↓↓↓
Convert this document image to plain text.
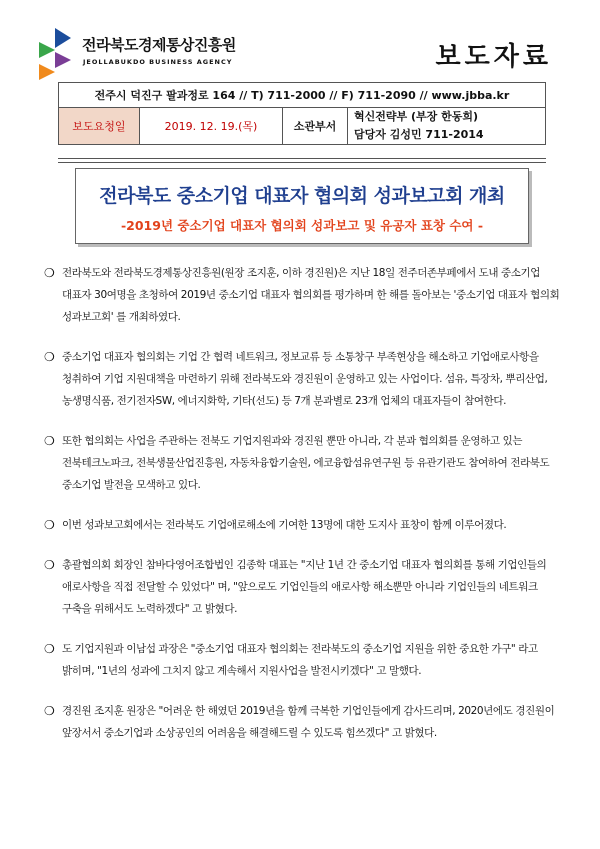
전라북도경제통상진흥원
JEOLLABUKDO BUSINESS AGENCY	보도자료
전주시 덕진구 팔과정로 164 // T) 711-2000 // F) 711-2090 // www.jbba.kr
보도요청일	2019. 12. 19.(목)	소관부서	
혁신전략부 (부장 한동희)
담당자 김성민 711-2014
전라북도 중소기업 대표자 협의회 성과보고회 개최
-2019년 중소기업 대표자 협의회 성과보고 및 유공자 표창 수여 -
❍ 전라북도와 전라북도경제통상진흥원(원장 조지훈, 이하 경진원)은 지난 18일 전주더존부페에서 도내 중소기업 대표자 30여명을 초청하여 2019년 중소기업 대표자 협의회를 평가하며 한 해를 돌아보는 '중소기업 대표자 협의회 성과보고회' 를 개최하였다.
❍ 중소기업 대표자 협의회는 기업 간 협력 네트워크, 정보교류 등 소통창구 부족현상을 해소하고 기업애로사항을 청취하여 기업 지원대책을 마련하기 위해 전라북도와 경진원이 운영하고 있는 사업이다. 섬유, 특장차, 뿌리산업, 농생명식품, 전기전자SW, 에너지화학, 기타(선도) 등 7개 분과별로 23개 업체의 대표자들이 참여한다.
❍ 또한 협의회는 사업을 주관하는 전북도 기업지원과와 경진원 뿐만 아니라, 각 분과 협의회를 운영하고 있는 전북테크노파크, 전북생물산업진흥원, 자동차융합기술원, 에코융합섬유연구원 등 유관기관도 참여하여 전라북도 중소기업 발전을 모색하고 있다.
❍ 이번 성과보고회에서는 전라북도 기업애로해소에 기여한 13명에 대한 도지사 표창이 함께 이루어졌다.
❍ 총괄협의회 회장인 참바다영어조합법인 김종학 대표는 "지난 1년 간 중소기업 대표자 협의회를 통해 기업인들의 애로사항을 직접 전달할 수 있었다" 며, "앞으로도 기업인들의 애로사항 해소뿐만 아니라 기업인들의 네트워크 구축을 위해서도 노력하겠다" 고 밝혔다.
❍ 도 기업지원과 이남섭 과장은 "중소기업 대표자 협의회는 전라북도의 중소기업 지원을 위한 중요한 가구" 라고 밝히며, "1년의 성과에 그치지 않고 계속해서 지원사업을 발전시키겠다" 고 말했다.
❍ 경진원 조지훈 원장은 "어려운 한 해였던 2019년을 함께 극복한 기업인들에게 감사드리며, 2020년에도 경진원이 앞장서서 중소기업과 소상공인의 어려움을 해결해드릴 수 있도록 힘쓰겠다" 고 밝혔다.
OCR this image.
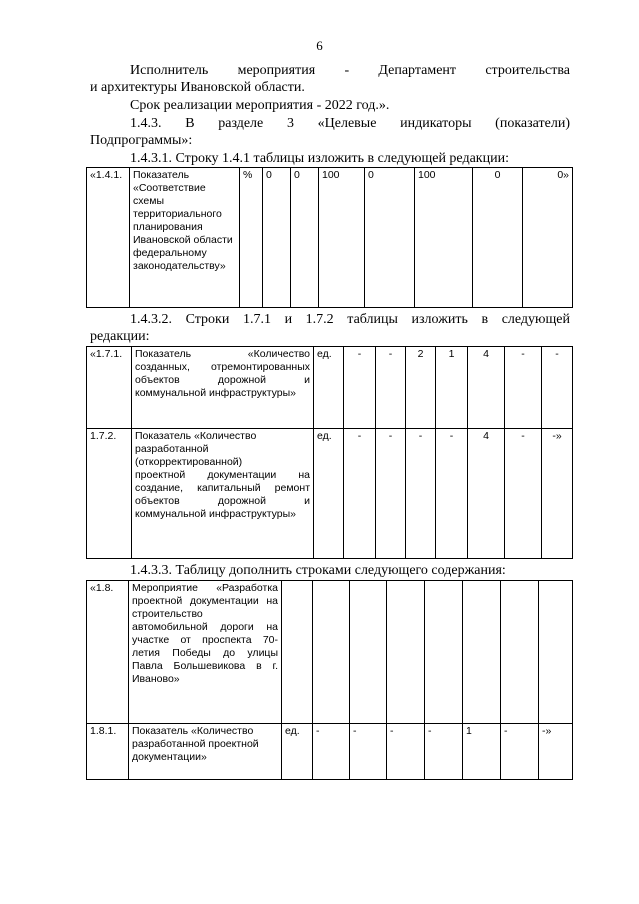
6
Исполнитель мероприятия - Департамент строительства
и архитектуры Ивановской области.
Срок реализации мероприятия - 2022 год.».
1.4.3. В разделе 3 «Целевые индикаторы (показатели)
Подпрограммы»:
1.4.3.1. Строку 1.4.1 таблицы изложить в следующей редакции:
«1.4.1.	Показатель «Соответствие схемы территориального планирования Ивановской области федеральному законодательству»	%	0	0	100	0	100	0	0»
1.4.3.2. Строки 1.7.1 и 1.7.2 таблицы изложить в следующей
редакции:
«1.7.1.	Показатель «Количество созданных, отремонтированных объектов дорожной и коммунальной инфраструктуры»	ед.	-	-	2	1	4	-	-
1.7.2.	Показатель «Количество разработанной (откорректированной)
проектной документации на создание, капитальный ремонт объектов дорожной и коммунальной инфраструктуры»	ед.	-	-	-	-	4	-	-»
1.4.3.3. Таблицу дополнить строками следующего содержания:
«1.8.	Мероприятие «Разработка проектной документации на строительство автомобильной дороги на участке от проспекта 70-летия Победы до улицы Павла Большевикова в г. Иваново»								
1.8.1.	Показатель «Количество разработанной проектной документации»	ед.	-	-	-	-	1	-	-»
↑↑↑
→ Set exercise: Repeat the material above in full and unchanged, minus its images.

→ Solution below:
Convert this document image to plain text.
전라북도경제통상진흥원
JEOLLABUKDO BUSINESS AGENCY	보도자료
전주시 덕진구 팔과정로 164 // T) 711-2000 // F) 711-2090 // www.jbba.kr
보도요청일	2019. 12. 19.(목)	소관부서	
혁신전략부 (부장 한동희)
담당자 김성민 711-2014
전라북도 중소기업 대표자 협의회 성과보고회 개최
-2019년 중소기업 대표자 협의회 성과보고 및 유공자 표창 수여 -
❍ 전라북도와 전라북도경제통상진흥원(원장 조지훈, 이하 경진원)은 지난 18일 전주더존부페에서 도내 중소기업 대표자 30여명을 초청하여 2019년 중소기업 대표자 협의회를 평가하며 한 해를 돌아보는 '중소기업 대표자 협의회 성과보고회' 를 개최하였다.
❍ 중소기업 대표자 협의회는 기업 간 협력 네트워크, 정보교류 등 소통창구 부족현상을 해소하고 기업애로사항을 청취하여 기업 지원대책을 마련하기 위해 전라북도와 경진원이 운영하고 있는 사업이다. 섬유, 특장차, 뿌리산업, 농생명식품, 전기전자SW, 에너지화학, 기타(선도) 등 7개 분과별로 23개 업체의 대표자들이 참여한다.
❍ 또한 협의회는 사업을 주관하는 전북도 기업지원과와 경진원 뿐만 아니라, 각 분과 협의회를 운영하고 있는 전북테크노파크, 전북생물산업진흥원, 자동차융합기술원, 에코융합섬유연구원 등 유관기관도 참여하여 전라북도 중소기업 발전을 모색하고 있다.
❍ 이번 성과보고회에서는 전라북도 기업애로해소에 기여한 13명에 대한 도지사 표창이 함께 이루어졌다.
❍ 총괄협의회 회장인 참바다영어조합법인 김종학 대표는 "지난 1년 간 중소기업 대표자 협의회를 통해 기업인들의 애로사항을 직접 전달할 수 있었다" 며, "앞으로도 기업인들의 애로사항 해소뿐만 아니라 기업인들의 네트워크 구축을 위해서도 노력하겠다" 고 밝혔다.
❍ 도 기업지원과 이남섭 과장은 "중소기업 대표자 협의회는 전라북도의 중소기업 지원을 위한 중요한 가구" 라고 밝히며, "1년의 성과에 그치지 않고 계속해서 지원사업을 발전시키겠다" 고 말했다.
❍ 경진원 조지훈 원장은 "어려운 한 해였던 2019년을 함께 극복한 기업인들에게 감사드리며, 2020년에도 경진원이 앞장서서 중소기업과 소상공인의 어려움을 해결해드릴 수 있도록 힘쓰겠다" 고 밝혔다.
OCR this image.
6
Исполнитель мероприятия - Департамент строительства
и архитектуры Ивановской области.
Срок реализации мероприятия - 2022 год.».
1.4.3. В разделе 3 «Целевые индикаторы (показатели)
Подпрограммы»:
1.4.3.1. Строку 1.4.1 таблицы изложить в следующей редакции:
«1.4.1.	Показатель «Соответствие схемы территориального планирования Ивановской области федеральному законодательству»	%	0	0	100	0	100	0	0»
1.4.3.2. Строки 1.7.1 и 1.7.2 таблицы изложить в следующей
редакции:
«1.7.1.	Показатель «Количество созданных, отремонтированных объектов дорожной и коммунальной инфраструктуры»	ед.	-	-	2	1	4	-	-
1.7.2.	Показатель «Количество разработанной (откорректированной)
проектной документации на создание, капитальный ремонт объектов дорожной и коммунальной инфраструктуры»	ед.	-	-	-	-	4	-	-»
1.4.3.3. Таблицу дополнить строками следующего содержания:
«1.8.	Мероприятие «Разработка проектной документации на строительство автомобильной дороги на участке от проспекта 70-летия Победы до улицы Павла Большевикова в г. Иваново»								
1.8.1.	Показатель «Количество разработанной проектной документации»	ед.	-	-	-	-	1	-	-»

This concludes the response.